### Request
From the records below, pull each line that has "Population".
## start Source data
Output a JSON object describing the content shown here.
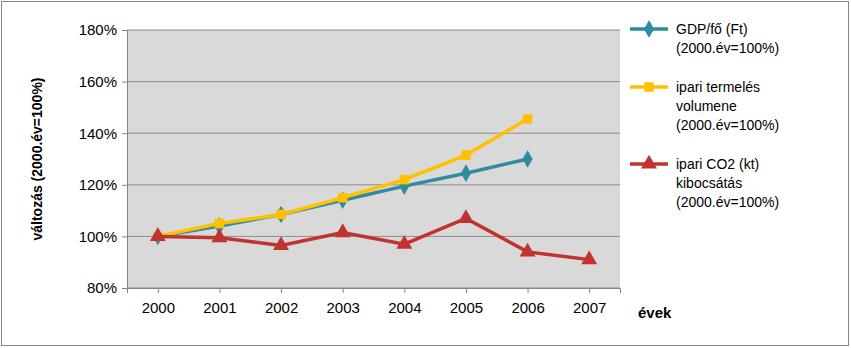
{
  "chart_data": {
    "type": "line",
    "x_label": "évek",
    "y_label": "változás (2000.év=100%)",
    "categories": [
      "2000",
      "2001",
      "2002",
      "2003",
      "2004",
      "2005",
      "2006",
      "2007"
    ],
    "series": [
      {
        "name": "GDP/fő (Ft) (2000.év=100%)",
        "color": "#2f8ba2",
        "marker": "diamond",
        "line_style": "solid",
        "values": [
          100,
          104,
          108.5,
          114,
          119.5,
          124.5,
          130,
          null
        ]
      },
      {
        "name": "ipari termelés volumene (2000.év=100%)",
        "color": "#ffc000",
        "marker": "square",
        "line_style": "solid",
        "values": [
          100,
          105,
          108.5,
          115,
          122,
          131.5,
          145.5,
          null
        ]
      },
      {
        "name": "ipari CO2 (kt) kibocsátás (2000.év=100%)",
        "color": "#c0332f",
        "marker": "triangle",
        "line_style": "solid",
        "values": [
          100,
          99.5,
          96.5,
          101.5,
          97,
          107,
          94,
          91
        ]
      }
    ],
    "ylim": [
      80,
      180
    ],
    "yticks": [
      {
        "value": 80,
        "label": "80%"
      },
      {
        "value": 100,
        "label": "100%"
      },
      {
        "value": 120,
        "label": "120%"
      },
      {
        "value": 140,
        "label": "140%"
      },
      {
        "value": 160,
        "label": "160%"
      },
      {
        "value": 180,
        "label": "180%"
      }
    ],
    "grid": true,
    "legend": "right"
  }
}
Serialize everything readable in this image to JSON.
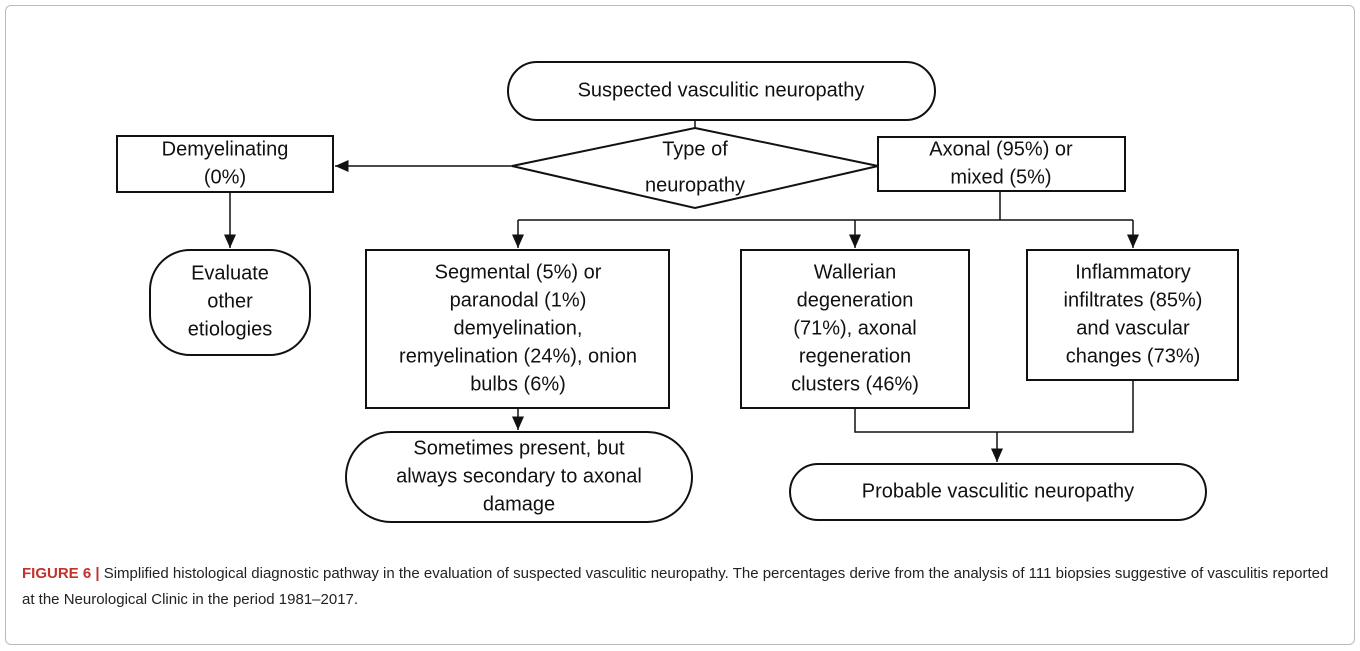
{
  "nodes": [
    {
      "lines": [
        "Suspected vasculitic neuropathy"
      ]
    },
    {
      "lines": [
        "Type of",
        "neuropathy"
      ]
    },
    {
      "lines": [
        "Demyelinating",
        "(0%)"
      ]
    },
    {
      "lines": [
        "Axonal (95%) or",
        "mixed (5%)"
      ]
    },
    {
      "lines": [
        "Evaluate",
        "other",
        "etiologies"
      ]
    },
    {
      "lines": [
        "Segmental (5%) or",
        "paranodal (1%)",
        "demyelination,",
        "remyelination (24%), onion",
        "bulbs (6%)"
      ]
    },
    {
      "lines": [
        "Wallerian",
        "degeneration",
        "(71%), axonal",
        "regeneration",
        "clusters (46%)"
      ]
    },
    {
      "lines": [
        "Inflammatory",
        "infiltrates (85%)",
        "and vascular",
        "changes (73%)"
      ]
    },
    {
      "lines": [
        "Sometimes present, but",
        "always secondary to axonal",
        "damage"
      ]
    },
    {
      "lines": [
        "Probable vasculitic neuropathy"
      ]
    }
  ],
  "caption": {
    "label": "FIGURE 6 |",
    "lines": [
      "Simplified histological diagnostic pathway in the evaluation of suspected vasculitic neuropathy. The percentages derive from the analysis of 111 biopsies",
      "suggestive of vasculitis reported at the Neurological Clinic in the period 1981–2017."
    ]
  }
}
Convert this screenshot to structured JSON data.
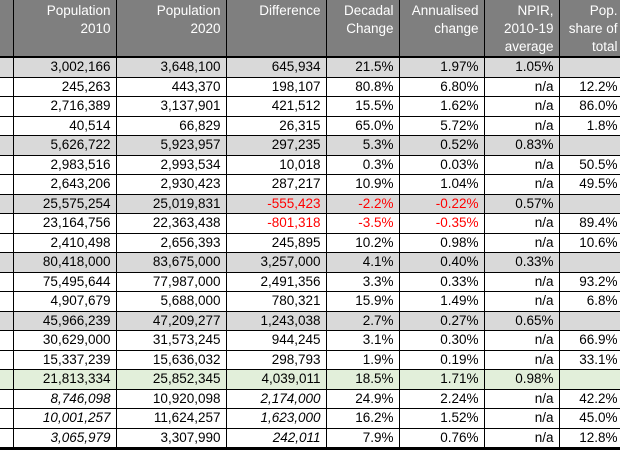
{
  "colors": {
    "header_bg": "#7f7f7f",
    "header_text": "#ffffff",
    "subtotal_row_bg": "#d9d9d9",
    "highlight_row_bg": "#e2efda",
    "negative_text": "#ff0000",
    "border": "#000000"
  },
  "chart_data": {
    "type": "table",
    "columns": [
      "",
      "Population\n2010",
      "Population\n2020",
      "Difference",
      "Decadal\nChange",
      "Annualised\nchange",
      "NPIR,\n2010-19\naverage",
      "Pop.\nshare of\ntotal"
    ],
    "rows": [
      {
        "shade": "gray",
        "italic_cols": [],
        "values": [
          "3,002,166",
          "3,648,100",
          "645,934",
          "21.5%",
          "1.97%",
          "1.05%",
          ""
        ]
      },
      {
        "shade": "none",
        "italic_cols": [],
        "values": [
          "245,263",
          "443,370",
          "198,107",
          "80.8%",
          "6.80%",
          "n/a",
          "12.2%"
        ]
      },
      {
        "shade": "none",
        "italic_cols": [],
        "values": [
          "2,716,389",
          "3,137,901",
          "421,512",
          "15.5%",
          "1.62%",
          "n/a",
          "86.0%"
        ]
      },
      {
        "shade": "none",
        "italic_cols": [],
        "values": [
          "40,514",
          "66,829",
          "26,315",
          "65.0%",
          "5.72%",
          "n/a",
          "1.8%"
        ]
      },
      {
        "shade": "gray",
        "italic_cols": [],
        "values": [
          "5,626,722",
          "5,923,957",
          "297,235",
          "5.3%",
          "0.52%",
          "0.83%",
          ""
        ]
      },
      {
        "shade": "none",
        "italic_cols": [],
        "values": [
          "2,983,516",
          "2,993,534",
          "10,018",
          "0.3%",
          "0.03%",
          "n/a",
          "50.5%"
        ]
      },
      {
        "shade": "none",
        "italic_cols": [],
        "values": [
          "2,643,206",
          "2,930,423",
          "287,217",
          "10.9%",
          "1.04%",
          "n/a",
          "49.5%"
        ]
      },
      {
        "shade": "gray",
        "italic_cols": [],
        "values": [
          "25,575,254",
          "25,019,831",
          "-555,423",
          "-2.2%",
          "-0.22%",
          "0.57%",
          ""
        ]
      },
      {
        "shade": "none",
        "italic_cols": [],
        "values": [
          "23,164,756",
          "22,363,438",
          "-801,318",
          "-3.5%",
          "-0.35%",
          "n/a",
          "89.4%"
        ]
      },
      {
        "shade": "none",
        "italic_cols": [],
        "values": [
          "2,410,498",
          "2,656,393",
          "245,895",
          "10.2%",
          "0.98%",
          "n/a",
          "10.6%"
        ]
      },
      {
        "shade": "gray",
        "italic_cols": [],
        "values": [
          "80,418,000",
          "83,675,000",
          "3,257,000",
          "4.1%",
          "0.40%",
          "0.33%",
          ""
        ]
      },
      {
        "shade": "none",
        "italic_cols": [],
        "values": [
          "75,495,644",
          "77,987,000",
          "2,491,356",
          "3.3%",
          "0.33%",
          "n/a",
          "93.2%"
        ]
      },
      {
        "shade": "none",
        "italic_cols": [],
        "values": [
          "4,907,679",
          "5,688,000",
          "780,321",
          "15.9%",
          "1.49%",
          "n/a",
          "6.8%"
        ]
      },
      {
        "shade": "gray",
        "italic_cols": [],
        "values": [
          "45,966,239",
          "47,209,277",
          "1,243,038",
          "2.7%",
          "0.27%",
          "0.65%",
          ""
        ]
      },
      {
        "shade": "none",
        "italic_cols": [],
        "values": [
          "30,629,000",
          "31,573,245",
          "944,245",
          "3.1%",
          "0.30%",
          "n/a",
          "66.9%"
        ]
      },
      {
        "shade": "none",
        "italic_cols": [],
        "values": [
          "15,337,239",
          "15,636,032",
          "298,793",
          "1.9%",
          "0.19%",
          "n/a",
          "33.1%"
        ]
      },
      {
        "shade": "green",
        "italic_cols": [],
        "values": [
          "21,813,334",
          "25,852,345",
          "4,039,011",
          "18.5%",
          "1.71%",
          "0.98%",
          ""
        ]
      },
      {
        "shade": "none",
        "italic_cols": [
          0,
          2
        ],
        "values": [
          "8,746,098",
          "10,920,098",
          "2,174,000",
          "24.9%",
          "2.24%",
          "n/a",
          "42.2%"
        ]
      },
      {
        "shade": "none",
        "italic_cols": [
          0,
          2
        ],
        "values": [
          "10,001,257",
          "11,624,257",
          "1,623,000",
          "16.2%",
          "1.52%",
          "n/a",
          "45.0%"
        ]
      },
      {
        "shade": "none",
        "italic_cols": [
          0,
          2
        ],
        "values": [
          "3,065,979",
          "3,307,990",
          "242,011",
          "7.9%",
          "0.76%",
          "n/a",
          "12.8%"
        ]
      }
    ]
  }
}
## end Source data
### Output
      "Population\n2010",
      "Population\n2020",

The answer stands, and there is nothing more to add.